===== SUPPLIED MATERIAL =====

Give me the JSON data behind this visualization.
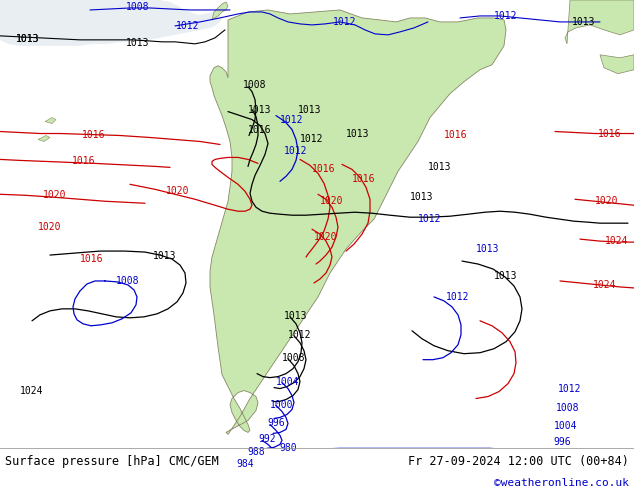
{
  "title_left": "Surface pressure [hPa] CMC/GEM",
  "title_right": "Fr 27-09-2024 12:00 UTC (00+84)",
  "watermark": "©weatheronline.co.uk",
  "ocean_color": "#e8eef2",
  "land_color": "#c8e8b0",
  "land_edge": "#888866",
  "black_color": "#000000",
  "red_color": "#cc0000",
  "blue_color": "#0000cc",
  "footer_bg": "#ffffff",
  "footer_line": "#cccccc",
  "title_fontsize": 8.5,
  "label_fontsize": 7.0
}
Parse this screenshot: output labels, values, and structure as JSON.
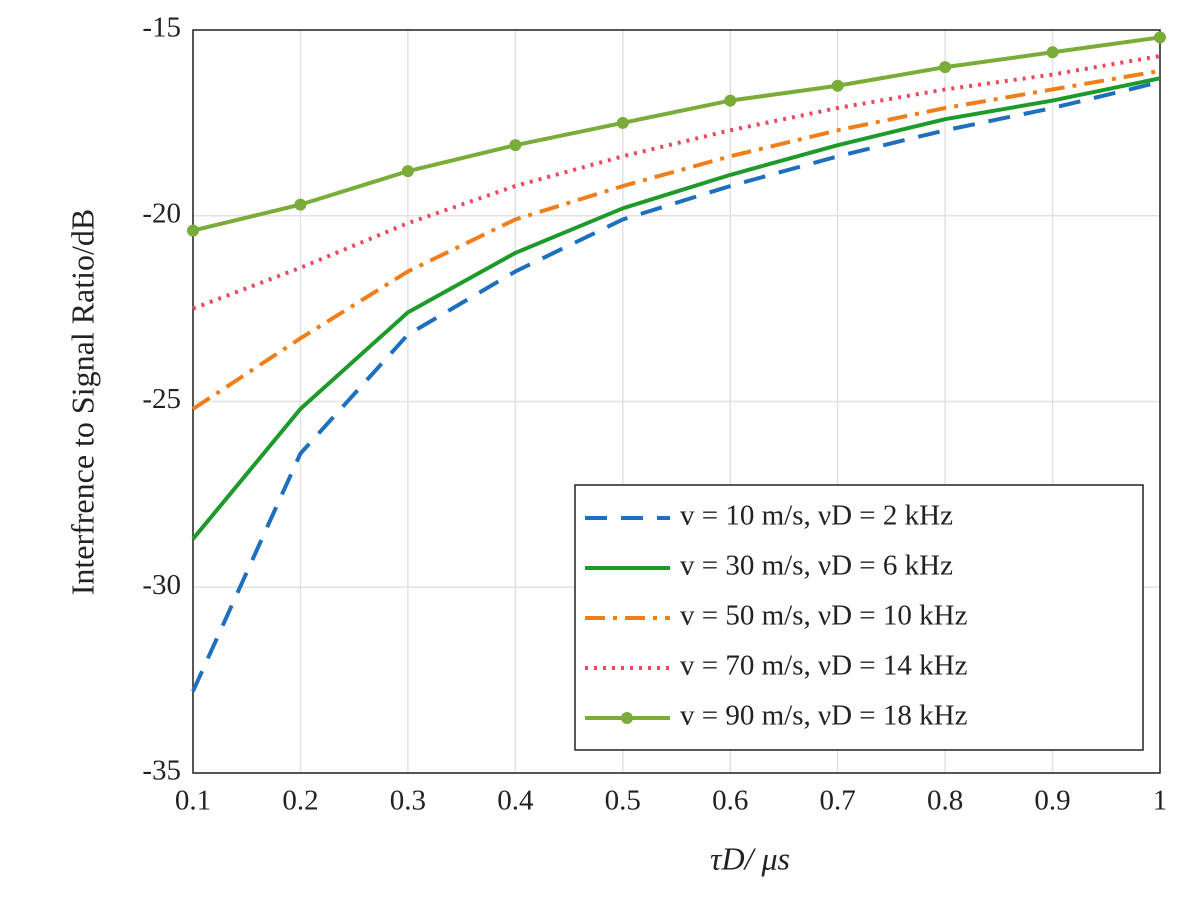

=====

● WHAT YOU ARE ASKED TO DO
Every line should be retyped exactly, with the pictures omitted.

● THE REPLY
Give me the JSON data behind this visualization.
{
  "title_left": "Surface pressure [hPa] CMC/GEM",
  "title_right": "Fr 27-09-2024 12:00 UTC (00+84)",
  "watermark": "©weatheronline.co.uk",
  "ocean_color": "#e8eef2",
  "land_color": "#c8e8b0",
  "land_edge": "#888866",
  "black_color": "#000000",
  "red_color": "#cc0000",
  "blue_color": "#0000cc",
  "footer_bg": "#ffffff",
  "footer_line": "#cccccc",
  "title_fontsize": 8.5,
  "label_fontsize": 7.0
}
Parse this screenshot: output labels, values, and structure as JSON.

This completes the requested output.